■ What is needed
Copy out, from the entries below, each line holding the string "唐门宝箱一".

■ Provided entries

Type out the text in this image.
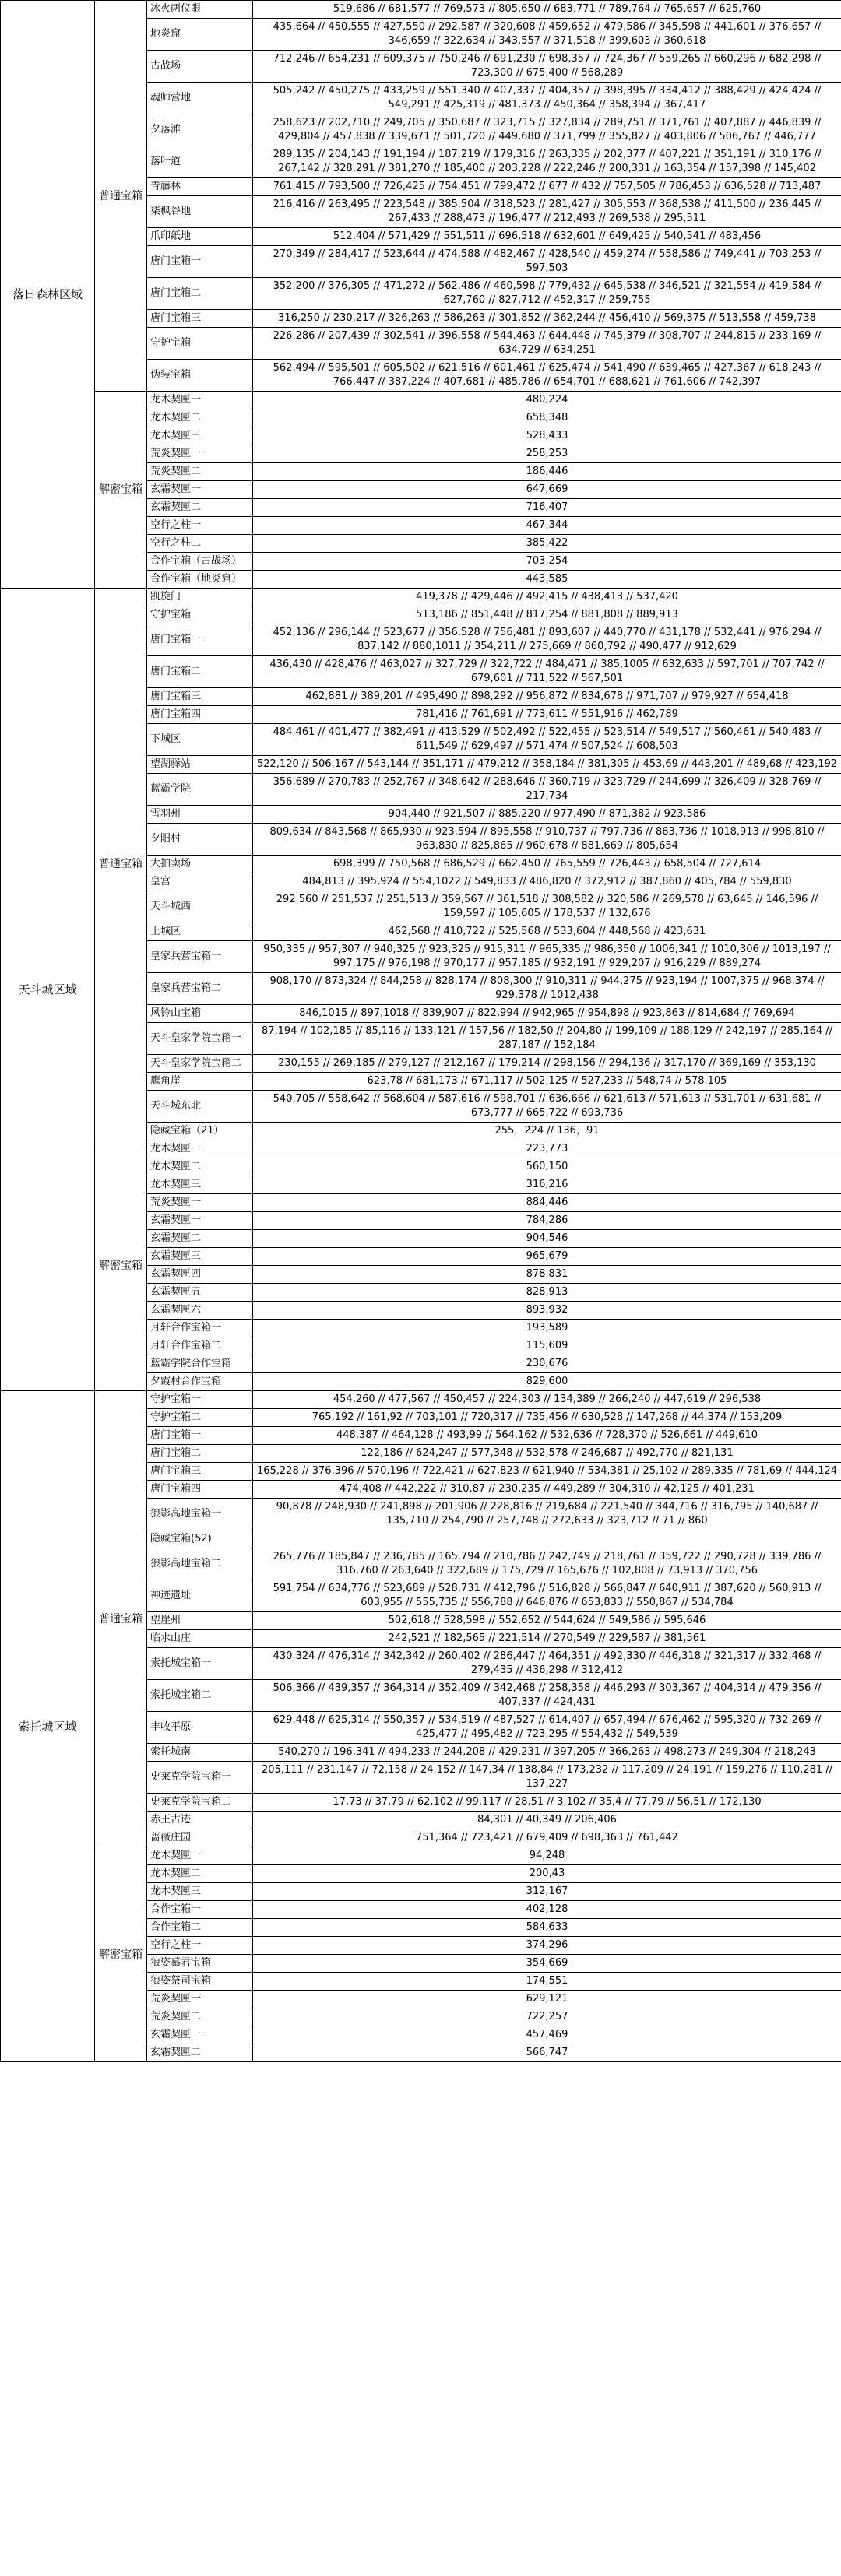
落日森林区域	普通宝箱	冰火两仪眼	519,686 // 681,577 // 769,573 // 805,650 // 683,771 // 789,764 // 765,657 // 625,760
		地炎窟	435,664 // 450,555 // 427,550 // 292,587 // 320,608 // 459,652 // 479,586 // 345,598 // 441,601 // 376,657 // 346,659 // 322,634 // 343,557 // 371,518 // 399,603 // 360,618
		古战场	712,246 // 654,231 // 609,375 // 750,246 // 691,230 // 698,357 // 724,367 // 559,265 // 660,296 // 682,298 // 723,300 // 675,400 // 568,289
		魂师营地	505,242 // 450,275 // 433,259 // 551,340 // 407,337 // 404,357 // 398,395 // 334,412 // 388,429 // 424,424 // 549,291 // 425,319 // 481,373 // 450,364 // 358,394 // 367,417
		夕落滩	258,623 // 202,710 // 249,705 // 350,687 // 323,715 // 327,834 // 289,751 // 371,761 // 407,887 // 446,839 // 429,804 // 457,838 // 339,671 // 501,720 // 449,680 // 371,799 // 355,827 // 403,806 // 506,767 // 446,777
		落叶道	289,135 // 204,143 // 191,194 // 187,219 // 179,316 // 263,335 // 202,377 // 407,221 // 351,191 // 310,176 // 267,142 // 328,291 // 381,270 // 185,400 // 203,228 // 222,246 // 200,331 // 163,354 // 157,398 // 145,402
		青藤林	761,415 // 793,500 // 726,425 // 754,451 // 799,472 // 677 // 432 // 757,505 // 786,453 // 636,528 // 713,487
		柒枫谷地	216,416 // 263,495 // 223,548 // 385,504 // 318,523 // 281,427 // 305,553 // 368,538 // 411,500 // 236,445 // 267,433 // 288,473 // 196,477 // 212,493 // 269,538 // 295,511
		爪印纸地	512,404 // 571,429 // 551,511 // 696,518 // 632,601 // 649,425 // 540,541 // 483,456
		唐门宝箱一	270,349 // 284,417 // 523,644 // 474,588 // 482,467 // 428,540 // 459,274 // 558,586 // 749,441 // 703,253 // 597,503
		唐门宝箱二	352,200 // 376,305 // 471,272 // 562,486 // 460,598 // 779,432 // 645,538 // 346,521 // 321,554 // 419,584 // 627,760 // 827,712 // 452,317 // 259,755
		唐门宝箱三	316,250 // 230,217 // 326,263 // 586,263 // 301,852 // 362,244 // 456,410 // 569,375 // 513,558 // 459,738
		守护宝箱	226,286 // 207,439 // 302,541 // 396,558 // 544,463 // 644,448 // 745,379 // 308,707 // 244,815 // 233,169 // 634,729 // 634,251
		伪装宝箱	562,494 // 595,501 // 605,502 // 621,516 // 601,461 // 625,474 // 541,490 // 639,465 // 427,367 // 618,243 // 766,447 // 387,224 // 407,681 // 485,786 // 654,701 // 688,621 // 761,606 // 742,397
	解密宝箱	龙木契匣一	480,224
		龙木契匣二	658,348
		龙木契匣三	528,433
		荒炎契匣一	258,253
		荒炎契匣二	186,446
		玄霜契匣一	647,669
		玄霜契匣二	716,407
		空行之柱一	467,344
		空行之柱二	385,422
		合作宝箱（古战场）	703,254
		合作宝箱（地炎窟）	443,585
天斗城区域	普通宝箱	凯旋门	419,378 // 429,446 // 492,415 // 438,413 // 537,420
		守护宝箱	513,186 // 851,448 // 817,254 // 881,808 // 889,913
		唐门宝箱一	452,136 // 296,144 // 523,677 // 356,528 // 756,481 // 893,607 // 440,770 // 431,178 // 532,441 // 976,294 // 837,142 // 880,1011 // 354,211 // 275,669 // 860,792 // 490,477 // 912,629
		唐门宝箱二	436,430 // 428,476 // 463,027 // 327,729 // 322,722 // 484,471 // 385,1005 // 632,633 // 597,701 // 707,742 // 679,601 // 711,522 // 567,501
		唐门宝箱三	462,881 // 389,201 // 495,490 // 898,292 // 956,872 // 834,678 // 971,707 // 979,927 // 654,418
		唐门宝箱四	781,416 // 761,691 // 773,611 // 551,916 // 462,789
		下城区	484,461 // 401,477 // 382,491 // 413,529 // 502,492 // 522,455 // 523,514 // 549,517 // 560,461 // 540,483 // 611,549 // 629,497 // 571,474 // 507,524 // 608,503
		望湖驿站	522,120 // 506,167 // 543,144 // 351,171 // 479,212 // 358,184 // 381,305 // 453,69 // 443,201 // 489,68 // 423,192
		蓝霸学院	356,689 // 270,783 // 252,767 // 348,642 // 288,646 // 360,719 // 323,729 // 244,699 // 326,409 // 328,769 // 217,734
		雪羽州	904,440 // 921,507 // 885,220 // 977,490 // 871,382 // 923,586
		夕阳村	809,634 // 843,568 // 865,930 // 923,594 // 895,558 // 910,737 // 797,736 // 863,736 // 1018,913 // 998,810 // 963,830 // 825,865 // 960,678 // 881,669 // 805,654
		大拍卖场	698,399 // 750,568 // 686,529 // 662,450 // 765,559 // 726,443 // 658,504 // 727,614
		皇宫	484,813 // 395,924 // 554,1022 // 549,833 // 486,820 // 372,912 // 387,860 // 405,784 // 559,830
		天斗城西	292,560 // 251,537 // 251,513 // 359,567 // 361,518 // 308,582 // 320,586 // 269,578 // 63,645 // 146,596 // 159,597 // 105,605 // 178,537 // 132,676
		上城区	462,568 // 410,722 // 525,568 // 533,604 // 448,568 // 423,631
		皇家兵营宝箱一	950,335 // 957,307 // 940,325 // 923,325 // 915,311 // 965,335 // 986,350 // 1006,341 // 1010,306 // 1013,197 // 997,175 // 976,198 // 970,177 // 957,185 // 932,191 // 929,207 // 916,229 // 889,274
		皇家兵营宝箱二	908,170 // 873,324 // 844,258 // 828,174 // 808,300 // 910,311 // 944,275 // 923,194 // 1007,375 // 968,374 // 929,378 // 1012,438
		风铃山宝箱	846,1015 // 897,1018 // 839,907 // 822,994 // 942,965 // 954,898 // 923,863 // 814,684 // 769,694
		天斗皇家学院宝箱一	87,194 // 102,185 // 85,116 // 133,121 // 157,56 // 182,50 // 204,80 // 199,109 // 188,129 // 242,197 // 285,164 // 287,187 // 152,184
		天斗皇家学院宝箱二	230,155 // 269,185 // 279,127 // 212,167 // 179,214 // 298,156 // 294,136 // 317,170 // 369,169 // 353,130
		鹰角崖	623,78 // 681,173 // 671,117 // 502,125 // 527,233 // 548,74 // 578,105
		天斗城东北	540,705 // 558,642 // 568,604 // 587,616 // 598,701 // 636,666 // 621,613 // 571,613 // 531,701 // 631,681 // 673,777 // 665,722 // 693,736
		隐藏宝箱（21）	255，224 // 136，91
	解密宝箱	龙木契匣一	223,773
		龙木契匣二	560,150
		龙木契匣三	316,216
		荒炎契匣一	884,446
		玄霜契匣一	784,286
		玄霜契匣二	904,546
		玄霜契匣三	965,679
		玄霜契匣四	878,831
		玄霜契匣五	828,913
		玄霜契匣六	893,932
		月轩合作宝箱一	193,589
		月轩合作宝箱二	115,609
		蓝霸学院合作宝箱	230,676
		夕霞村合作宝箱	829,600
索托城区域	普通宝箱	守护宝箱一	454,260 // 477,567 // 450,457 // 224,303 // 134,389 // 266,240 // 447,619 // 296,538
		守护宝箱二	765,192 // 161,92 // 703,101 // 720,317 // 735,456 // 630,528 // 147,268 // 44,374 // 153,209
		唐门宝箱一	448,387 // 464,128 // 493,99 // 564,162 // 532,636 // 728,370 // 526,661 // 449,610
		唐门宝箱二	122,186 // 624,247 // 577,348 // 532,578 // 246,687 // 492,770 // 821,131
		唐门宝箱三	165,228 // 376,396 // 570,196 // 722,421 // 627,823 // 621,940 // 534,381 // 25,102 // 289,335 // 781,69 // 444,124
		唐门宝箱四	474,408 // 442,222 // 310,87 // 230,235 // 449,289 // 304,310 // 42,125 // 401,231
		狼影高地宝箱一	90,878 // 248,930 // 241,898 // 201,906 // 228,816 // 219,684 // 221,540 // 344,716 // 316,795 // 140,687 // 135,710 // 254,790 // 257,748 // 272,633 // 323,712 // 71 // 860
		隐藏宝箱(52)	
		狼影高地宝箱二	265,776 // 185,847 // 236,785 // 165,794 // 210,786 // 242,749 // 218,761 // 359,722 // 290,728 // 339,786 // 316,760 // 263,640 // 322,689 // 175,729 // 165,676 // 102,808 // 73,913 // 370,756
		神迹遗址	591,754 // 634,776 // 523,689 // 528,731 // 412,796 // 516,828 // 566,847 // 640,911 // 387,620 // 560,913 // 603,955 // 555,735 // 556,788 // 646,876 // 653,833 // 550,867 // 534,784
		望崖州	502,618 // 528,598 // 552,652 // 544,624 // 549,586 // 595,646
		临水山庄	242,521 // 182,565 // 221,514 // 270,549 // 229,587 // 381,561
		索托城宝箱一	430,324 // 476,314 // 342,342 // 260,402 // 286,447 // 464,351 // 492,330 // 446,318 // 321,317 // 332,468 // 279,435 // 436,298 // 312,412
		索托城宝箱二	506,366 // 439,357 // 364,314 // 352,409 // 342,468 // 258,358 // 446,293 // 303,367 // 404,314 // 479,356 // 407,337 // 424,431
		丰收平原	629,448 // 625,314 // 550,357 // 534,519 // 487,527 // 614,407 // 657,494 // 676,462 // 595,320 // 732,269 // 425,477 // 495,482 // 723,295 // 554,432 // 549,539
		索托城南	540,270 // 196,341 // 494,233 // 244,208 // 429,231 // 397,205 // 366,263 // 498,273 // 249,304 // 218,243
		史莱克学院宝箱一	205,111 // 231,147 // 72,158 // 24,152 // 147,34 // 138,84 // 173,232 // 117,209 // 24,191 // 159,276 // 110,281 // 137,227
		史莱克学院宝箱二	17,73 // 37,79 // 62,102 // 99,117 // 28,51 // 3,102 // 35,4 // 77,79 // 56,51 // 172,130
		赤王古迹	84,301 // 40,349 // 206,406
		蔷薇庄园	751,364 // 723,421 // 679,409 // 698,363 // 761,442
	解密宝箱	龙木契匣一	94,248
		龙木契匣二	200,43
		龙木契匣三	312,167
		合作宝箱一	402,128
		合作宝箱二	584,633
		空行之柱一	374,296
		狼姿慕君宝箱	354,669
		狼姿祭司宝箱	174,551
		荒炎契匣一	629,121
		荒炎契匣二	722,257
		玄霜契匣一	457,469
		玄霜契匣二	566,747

■ Completed exercise
		唐门宝箱一	270,349 // 284,417 // 523,644 // 474,588 // 482,467 // 428,540 // 459,274 // 558,586 // 749,441 // 703,253 // 597,503
		唐门宝箱一	452,136 // 296,144 // 523,677 // 356,528 // 756,481 // 893,607 // 440,770 // 431,178 // 532,441 // 976,294 // 837,142 // 880,1011 // 354,211 // 275,669 // 860,792 // 490,477 // 912,629
		唐门宝箱一	448,387 // 464,128 // 493,99 // 564,162 // 532,636 // 728,370 // 526,661 // 449,610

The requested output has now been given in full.